Your goal:
Using the listing below, extract each line that has the word "style" in it.
## Begin
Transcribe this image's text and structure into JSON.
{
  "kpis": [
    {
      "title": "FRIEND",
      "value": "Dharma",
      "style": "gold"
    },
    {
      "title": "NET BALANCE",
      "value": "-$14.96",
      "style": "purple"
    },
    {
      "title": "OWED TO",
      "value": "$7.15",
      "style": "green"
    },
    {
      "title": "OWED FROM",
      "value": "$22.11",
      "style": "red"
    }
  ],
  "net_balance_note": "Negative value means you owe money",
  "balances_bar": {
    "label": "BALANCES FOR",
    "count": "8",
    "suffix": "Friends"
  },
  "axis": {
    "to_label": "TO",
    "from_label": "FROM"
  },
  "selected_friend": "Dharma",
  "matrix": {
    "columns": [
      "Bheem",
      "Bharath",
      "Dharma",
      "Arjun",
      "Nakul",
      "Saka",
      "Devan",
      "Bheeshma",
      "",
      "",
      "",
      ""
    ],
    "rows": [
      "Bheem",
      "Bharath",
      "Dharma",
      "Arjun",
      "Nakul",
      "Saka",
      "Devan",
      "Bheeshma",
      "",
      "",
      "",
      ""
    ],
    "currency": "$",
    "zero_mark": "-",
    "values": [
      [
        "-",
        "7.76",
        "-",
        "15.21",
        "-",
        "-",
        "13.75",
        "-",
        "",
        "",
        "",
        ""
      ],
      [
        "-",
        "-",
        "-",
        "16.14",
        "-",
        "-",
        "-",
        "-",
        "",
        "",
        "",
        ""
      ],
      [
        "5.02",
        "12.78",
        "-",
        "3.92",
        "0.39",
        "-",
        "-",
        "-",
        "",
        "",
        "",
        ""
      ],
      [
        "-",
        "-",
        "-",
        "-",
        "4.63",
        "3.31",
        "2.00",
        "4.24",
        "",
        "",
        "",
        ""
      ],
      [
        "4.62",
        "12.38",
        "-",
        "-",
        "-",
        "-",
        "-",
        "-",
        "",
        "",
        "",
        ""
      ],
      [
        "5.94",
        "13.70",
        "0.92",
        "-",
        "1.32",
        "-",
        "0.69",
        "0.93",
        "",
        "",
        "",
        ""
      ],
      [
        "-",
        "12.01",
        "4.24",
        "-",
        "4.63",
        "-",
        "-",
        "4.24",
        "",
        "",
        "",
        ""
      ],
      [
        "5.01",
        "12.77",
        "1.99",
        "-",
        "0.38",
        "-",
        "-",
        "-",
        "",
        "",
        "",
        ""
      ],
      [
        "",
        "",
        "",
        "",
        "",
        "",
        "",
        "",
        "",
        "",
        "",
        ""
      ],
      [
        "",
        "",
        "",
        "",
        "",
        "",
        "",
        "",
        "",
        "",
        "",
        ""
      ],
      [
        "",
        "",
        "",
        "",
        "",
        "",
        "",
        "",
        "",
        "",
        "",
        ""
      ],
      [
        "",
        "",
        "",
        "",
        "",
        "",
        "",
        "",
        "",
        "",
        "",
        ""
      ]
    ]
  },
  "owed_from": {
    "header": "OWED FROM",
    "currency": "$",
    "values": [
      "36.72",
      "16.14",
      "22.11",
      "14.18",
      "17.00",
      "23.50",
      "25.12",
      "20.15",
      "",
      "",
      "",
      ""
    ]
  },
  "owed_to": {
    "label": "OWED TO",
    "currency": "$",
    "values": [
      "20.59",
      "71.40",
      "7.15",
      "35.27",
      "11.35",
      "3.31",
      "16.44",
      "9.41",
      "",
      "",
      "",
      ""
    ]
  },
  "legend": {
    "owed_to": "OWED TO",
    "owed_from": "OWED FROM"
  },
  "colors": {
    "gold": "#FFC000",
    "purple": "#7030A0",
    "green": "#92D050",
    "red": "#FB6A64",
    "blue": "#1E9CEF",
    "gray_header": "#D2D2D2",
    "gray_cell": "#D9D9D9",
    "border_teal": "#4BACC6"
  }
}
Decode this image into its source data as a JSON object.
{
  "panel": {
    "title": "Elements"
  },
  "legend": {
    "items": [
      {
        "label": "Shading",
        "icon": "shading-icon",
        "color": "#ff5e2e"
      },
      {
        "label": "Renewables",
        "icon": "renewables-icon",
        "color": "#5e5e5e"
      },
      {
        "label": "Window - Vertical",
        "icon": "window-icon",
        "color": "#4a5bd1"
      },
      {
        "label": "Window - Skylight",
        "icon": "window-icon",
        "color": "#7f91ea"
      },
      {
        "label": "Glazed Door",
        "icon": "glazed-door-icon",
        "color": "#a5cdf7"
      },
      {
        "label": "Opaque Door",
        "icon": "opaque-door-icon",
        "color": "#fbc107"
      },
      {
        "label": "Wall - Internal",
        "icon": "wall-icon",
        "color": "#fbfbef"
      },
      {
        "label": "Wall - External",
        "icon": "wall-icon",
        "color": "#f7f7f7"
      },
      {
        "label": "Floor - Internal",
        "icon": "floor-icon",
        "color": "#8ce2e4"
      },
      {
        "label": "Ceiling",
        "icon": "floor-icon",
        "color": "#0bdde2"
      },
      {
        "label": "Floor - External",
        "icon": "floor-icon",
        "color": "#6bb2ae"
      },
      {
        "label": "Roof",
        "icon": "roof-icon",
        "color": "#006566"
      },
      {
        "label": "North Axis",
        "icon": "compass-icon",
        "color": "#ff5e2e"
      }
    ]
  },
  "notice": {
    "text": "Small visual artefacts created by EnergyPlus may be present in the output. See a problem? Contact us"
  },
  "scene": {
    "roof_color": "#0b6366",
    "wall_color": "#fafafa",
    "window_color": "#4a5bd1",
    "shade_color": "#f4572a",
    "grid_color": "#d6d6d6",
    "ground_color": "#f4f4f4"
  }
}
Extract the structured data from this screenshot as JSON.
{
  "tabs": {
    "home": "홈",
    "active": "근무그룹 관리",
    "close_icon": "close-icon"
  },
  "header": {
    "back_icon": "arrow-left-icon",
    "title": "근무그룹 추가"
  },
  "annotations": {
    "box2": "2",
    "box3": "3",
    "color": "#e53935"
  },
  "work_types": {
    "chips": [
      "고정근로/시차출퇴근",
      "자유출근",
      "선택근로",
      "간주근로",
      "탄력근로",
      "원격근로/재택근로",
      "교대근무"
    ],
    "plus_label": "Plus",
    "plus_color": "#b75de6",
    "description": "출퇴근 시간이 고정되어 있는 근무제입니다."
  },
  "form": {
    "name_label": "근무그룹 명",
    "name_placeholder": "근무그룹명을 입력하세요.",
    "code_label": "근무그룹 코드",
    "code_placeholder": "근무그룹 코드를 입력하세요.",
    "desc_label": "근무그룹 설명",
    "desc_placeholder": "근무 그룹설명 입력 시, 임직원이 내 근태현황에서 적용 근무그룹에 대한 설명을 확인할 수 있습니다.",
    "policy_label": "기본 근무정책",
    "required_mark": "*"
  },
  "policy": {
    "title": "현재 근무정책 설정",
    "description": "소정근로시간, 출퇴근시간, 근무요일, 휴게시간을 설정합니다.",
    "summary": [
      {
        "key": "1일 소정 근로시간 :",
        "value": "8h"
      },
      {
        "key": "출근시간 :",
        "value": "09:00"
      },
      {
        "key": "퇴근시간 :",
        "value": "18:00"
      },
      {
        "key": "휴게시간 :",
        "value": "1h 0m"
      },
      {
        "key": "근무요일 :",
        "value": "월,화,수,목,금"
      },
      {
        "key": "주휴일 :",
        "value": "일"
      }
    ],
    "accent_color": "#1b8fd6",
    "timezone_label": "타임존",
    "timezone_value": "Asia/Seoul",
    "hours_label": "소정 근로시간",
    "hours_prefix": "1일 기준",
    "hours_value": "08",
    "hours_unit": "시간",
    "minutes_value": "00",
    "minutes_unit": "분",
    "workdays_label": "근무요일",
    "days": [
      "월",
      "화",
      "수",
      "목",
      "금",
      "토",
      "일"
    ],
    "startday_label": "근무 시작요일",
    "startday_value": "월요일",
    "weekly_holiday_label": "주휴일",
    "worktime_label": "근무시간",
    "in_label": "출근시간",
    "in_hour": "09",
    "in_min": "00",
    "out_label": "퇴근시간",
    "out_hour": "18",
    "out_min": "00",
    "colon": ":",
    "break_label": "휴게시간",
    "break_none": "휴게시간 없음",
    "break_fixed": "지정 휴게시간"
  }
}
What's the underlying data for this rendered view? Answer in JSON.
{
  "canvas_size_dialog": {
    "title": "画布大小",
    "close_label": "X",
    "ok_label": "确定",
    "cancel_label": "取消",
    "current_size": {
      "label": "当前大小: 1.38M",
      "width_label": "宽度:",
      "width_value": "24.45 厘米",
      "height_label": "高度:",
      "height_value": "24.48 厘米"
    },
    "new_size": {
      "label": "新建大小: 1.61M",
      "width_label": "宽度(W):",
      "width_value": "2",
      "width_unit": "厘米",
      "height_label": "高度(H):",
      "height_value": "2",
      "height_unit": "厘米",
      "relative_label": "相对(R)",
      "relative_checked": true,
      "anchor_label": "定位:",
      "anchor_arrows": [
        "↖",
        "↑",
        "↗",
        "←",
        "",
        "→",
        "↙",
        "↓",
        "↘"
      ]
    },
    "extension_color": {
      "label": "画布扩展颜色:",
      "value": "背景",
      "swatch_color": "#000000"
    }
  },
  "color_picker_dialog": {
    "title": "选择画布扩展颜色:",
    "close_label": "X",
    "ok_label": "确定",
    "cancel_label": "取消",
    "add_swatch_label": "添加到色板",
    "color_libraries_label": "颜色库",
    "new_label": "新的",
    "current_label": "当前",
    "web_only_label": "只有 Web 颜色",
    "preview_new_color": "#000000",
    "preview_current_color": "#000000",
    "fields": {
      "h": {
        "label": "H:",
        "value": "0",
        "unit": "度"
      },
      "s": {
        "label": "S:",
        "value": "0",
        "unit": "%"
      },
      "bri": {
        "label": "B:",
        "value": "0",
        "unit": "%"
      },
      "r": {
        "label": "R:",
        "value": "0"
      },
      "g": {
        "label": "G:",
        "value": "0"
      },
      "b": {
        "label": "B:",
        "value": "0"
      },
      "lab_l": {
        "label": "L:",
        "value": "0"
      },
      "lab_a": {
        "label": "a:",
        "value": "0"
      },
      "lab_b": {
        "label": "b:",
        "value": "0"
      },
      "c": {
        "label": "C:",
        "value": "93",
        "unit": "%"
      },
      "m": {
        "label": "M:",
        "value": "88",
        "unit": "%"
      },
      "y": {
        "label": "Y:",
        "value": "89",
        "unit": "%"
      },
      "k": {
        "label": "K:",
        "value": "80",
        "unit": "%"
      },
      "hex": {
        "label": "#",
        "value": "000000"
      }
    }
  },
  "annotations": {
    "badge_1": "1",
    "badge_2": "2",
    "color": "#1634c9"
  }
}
## End
Answer for this exercise:
      "style": "gold"
      "style": "purple"
      "style": "green"
      "style": "red"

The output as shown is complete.